Problem statement: Retype all of the data. Every line must match exactly.

Listed entries:
=======

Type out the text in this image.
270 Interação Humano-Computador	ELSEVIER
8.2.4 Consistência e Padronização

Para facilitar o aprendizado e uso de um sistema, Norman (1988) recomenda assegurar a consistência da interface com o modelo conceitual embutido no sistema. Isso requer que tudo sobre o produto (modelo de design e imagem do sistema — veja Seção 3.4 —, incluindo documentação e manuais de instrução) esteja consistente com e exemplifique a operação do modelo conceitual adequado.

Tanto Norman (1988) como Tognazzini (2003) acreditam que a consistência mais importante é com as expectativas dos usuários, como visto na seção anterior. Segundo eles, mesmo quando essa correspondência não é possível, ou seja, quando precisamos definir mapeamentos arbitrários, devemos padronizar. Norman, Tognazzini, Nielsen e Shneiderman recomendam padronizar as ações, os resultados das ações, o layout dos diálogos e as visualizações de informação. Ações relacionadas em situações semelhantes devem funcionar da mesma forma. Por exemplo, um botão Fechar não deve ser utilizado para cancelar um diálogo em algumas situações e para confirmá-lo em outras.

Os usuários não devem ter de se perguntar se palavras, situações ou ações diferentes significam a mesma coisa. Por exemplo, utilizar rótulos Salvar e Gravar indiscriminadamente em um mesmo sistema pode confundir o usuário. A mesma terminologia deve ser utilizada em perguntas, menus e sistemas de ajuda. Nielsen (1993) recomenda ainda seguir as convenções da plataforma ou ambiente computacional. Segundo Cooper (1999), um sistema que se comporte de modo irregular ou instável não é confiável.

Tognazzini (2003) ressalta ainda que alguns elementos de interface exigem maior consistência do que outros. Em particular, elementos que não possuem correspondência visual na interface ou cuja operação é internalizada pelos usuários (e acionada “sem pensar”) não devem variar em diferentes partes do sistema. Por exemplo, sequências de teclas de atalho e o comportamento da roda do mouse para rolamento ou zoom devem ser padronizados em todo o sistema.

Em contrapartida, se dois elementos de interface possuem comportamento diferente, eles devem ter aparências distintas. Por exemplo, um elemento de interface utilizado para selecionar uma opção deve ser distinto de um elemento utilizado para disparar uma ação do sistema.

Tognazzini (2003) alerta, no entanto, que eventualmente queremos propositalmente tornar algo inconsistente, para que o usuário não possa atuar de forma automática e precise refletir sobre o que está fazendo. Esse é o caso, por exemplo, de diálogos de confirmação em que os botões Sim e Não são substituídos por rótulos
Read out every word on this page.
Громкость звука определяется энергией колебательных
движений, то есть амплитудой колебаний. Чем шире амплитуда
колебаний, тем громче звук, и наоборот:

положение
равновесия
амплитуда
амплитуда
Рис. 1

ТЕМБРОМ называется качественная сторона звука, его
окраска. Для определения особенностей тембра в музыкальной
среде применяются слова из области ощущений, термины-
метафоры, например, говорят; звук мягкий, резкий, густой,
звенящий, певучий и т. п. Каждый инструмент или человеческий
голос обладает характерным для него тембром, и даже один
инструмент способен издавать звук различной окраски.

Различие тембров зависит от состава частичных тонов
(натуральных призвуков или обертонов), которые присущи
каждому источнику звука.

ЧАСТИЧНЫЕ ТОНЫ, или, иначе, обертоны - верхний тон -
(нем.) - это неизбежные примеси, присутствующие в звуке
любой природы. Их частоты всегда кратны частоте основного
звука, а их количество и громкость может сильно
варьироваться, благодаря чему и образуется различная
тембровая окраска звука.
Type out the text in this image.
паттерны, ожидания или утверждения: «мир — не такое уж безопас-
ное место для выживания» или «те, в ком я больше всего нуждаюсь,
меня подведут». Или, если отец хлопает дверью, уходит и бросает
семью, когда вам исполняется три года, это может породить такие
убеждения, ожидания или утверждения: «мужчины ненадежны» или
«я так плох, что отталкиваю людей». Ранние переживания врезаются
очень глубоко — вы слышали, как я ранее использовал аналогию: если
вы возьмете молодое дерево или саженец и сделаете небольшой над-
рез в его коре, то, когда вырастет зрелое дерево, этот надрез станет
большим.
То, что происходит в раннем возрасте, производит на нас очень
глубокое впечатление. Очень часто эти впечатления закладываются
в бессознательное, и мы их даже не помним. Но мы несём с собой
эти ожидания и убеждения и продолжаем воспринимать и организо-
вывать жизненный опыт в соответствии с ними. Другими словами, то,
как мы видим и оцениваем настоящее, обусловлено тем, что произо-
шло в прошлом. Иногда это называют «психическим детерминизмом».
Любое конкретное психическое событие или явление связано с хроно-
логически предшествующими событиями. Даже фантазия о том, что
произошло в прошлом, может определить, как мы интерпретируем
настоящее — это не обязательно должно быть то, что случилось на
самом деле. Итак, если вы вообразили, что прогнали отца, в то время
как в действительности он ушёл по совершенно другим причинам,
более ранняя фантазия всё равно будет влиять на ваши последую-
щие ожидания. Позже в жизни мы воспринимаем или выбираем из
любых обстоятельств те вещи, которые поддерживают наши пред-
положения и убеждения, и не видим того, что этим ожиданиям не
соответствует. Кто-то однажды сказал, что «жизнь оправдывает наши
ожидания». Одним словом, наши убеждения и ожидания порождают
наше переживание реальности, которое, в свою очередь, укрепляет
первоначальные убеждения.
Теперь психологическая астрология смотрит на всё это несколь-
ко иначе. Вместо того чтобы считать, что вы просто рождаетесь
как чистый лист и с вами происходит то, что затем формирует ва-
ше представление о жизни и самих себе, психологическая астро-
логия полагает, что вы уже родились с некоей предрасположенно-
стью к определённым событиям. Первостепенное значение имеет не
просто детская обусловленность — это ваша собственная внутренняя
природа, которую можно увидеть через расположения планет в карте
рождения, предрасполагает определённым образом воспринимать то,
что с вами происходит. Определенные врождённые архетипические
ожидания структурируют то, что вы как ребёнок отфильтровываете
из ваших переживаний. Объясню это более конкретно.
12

=======

Complete answer:
Type out the text in this image.
270 Interação Humano-Computador	ELSEVIER
8.2.4 Consistência e Padronização

Para facilitar o aprendizado e uso de um sistema, Norman (1988) recomenda assegurar a consistência da interface com o modelo conceitual embutido no sistema. Isso requer que tudo sobre o produto (modelo de design e imagem do sistema — veja Seção 3.4 —, incluindo documentação e manuais de instrução) esteja consistente com e exemplifique a operação do modelo conceitual adequado.

Tanto Norman (1988) como Tognazzini (2003) acreditam que a consistência mais importante é com as expectativas dos usuários, como visto na seção anterior. Segundo eles, mesmo quando essa correspondência não é possível, ou seja, quando precisamos definir mapeamentos arbitrários, devemos padronizar. Norman, Tognazzini, Nielsen e Shneiderman recomendam padronizar as ações, os resultados das ações, o layout dos diálogos e as visualizações de informação. Ações relacionadas em situações semelhantes devem funcionar da mesma forma. Por exemplo, um botão Fechar não deve ser utilizado para cancelar um diálogo em algumas situações e para confirmá-lo em outras.

Os usuários não devem ter de se perguntar se palavras, situações ou ações diferentes significam a mesma coisa. Por exemplo, utilizar rótulos Salvar e Gravar indiscriminadamente em um mesmo sistema pode confundir o usuário. A mesma terminologia deve ser utilizada em perguntas, menus e sistemas de ajuda. Nielsen (1993) recomenda ainda seguir as convenções da plataforma ou ambiente computacional. Segundo Cooper (1999), um sistema que se comporte de modo irregular ou instável não é confiável.

Tognazzini (2003) ressalta ainda que alguns elementos de interface exigem maior consistência do que outros. Em particular, elementos que não possuem correspondência visual na interface ou cuja operação é internalizada pelos usuários (e acionada “sem pensar”) não devem variar em diferentes partes do sistema. Por exemplo, sequências de teclas de atalho e o comportamento da roda do mouse para rolamento ou zoom devem ser padronizados em todo o sistema.

Em contrapartida, se dois elementos de interface possuem comportamento diferente, eles devem ter aparências distintas. Por exemplo, um elemento de interface utilizado para selecionar uma opção deve ser distinto de um elemento utilizado para disparar uma ação do sistema.

Tognazzini (2003) alerta, no entanto, que eventualmente queremos propositalmente tornar algo inconsistente, para que o usuário não possa atuar de forma automática e precise refletir sobre o que está fazendo. Esse é o caso, por exemplo, de diálogos de confirmação em que os botões Sim e Não são substituídos por rótulos
Read out every word on this page.
Громкость звука определяется энергией колебательных
движений, то есть амплитудой колебаний. Чем шире амплитуда
колебаний, тем громче звук, и наоборот:

положение
равновесия
амплитуда
амплитуда
Рис. 1

ТЕМБРОМ называется качественная сторона звука, его
окраска. Для определения особенностей тембра в музыкальной
среде применяются слова из области ощущений, термины-
метафоры, например, говорят; звук мягкий, резкий, густой,
звенящий, певучий и т. п. Каждый инструмент или человеческий
голос обладает характерным для него тембром, и даже один
инструмент способен издавать звук различной окраски.

Различие тембров зависит от состава частичных тонов
(натуральных призвуков или обертонов), которые присущи
каждому источнику звука.

ЧАСТИЧНЫЕ ТОНЫ, или, иначе, обертоны - верхний тон -
(нем.) - это неизбежные примеси, присутствующие в звуке
любой природы. Их частоты всегда кратны частоте основного
звука, а их количество и громкость может сильно
варьироваться, благодаря чему и образуется различная
тембровая окраска звука.
Type out the text in this image.
паттерны, ожидания или утверждения: «мир — не такое уж безопас-
ное место для выживания» или «те, в ком я больше всего нуждаюсь,
меня подведут». Или, если отец хлопает дверью, уходит и бросает
семью, когда вам исполняется три года, это может породить такие
убеждения, ожидания или утверждения: «мужчины ненадежны» или
«я так плох, что отталкиваю людей». Ранние переживания врезаются
очень глубоко — вы слышали, как я ранее использовал аналогию: если
вы возьмете молодое дерево или саженец и сделаете небольшой над-
рез в его коре, то, когда вырастет зрелое дерево, этот надрез станет
большим.
То, что происходит в раннем возрасте, производит на нас очень
глубокое впечатление. Очень часто эти впечатления закладываются
в бессознательное, и мы их даже не помним. Но мы несём с собой
эти ожидания и убеждения и продолжаем воспринимать и организо-
вывать жизненный опыт в соответствии с ними. Другими словами, то,
как мы видим и оцениваем настоящее, обусловлено тем, что произо-
шло в прошлом. Иногда это называют «психическим детерминизмом».
Любое конкретное психическое событие или явление связано с хроно-
логически предшествующими событиями. Даже фантазия о том, что
произошло в прошлом, может определить, как мы интерпретируем
настоящее — это не обязательно должно быть то, что случилось на
самом деле. Итак, если вы вообразили, что прогнали отца, в то время
как в действительности он ушёл по совершенно другим причинам,
более ранняя фантазия всё равно будет влиять на ваши последую-
щие ожидания. Позже в жизни мы воспринимаем или выбираем из
любых обстоятельств те вещи, которые поддерживают наши пред-
положения и убеждения, и не видим того, что этим ожиданиям не
соответствует. Кто-то однажды сказал, что «жизнь оправдывает наши
ожидания». Одним словом, наши убеждения и ожидания порождают
наше переживание реальности, которое, в свою очередь, укрепляет
первоначальные убеждения.
Теперь психологическая астрология смотрит на всё это несколь-
ко иначе. Вместо того чтобы считать, что вы просто рождаетесь
как чистый лист и с вами происходит то, что затем формирует ва-
ше представление о жизни и самих себе, психологическая астро-
логия полагает, что вы уже родились с некоей предрасположенно-
стью к определённым событиям. Первостепенное значение имеет не
просто детская обусловленность — это ваша собственная внутренняя
природа, которую можно увидеть через расположения планет в карте
рождения, предрасполагает определённым образом воспринимать то,
что с вами происходит. Определенные врождённые архетипические
ожидания структурируют то, что вы как ребёнок отфильтровываете
из ваших переживаний. Объясню это более конкретно.
12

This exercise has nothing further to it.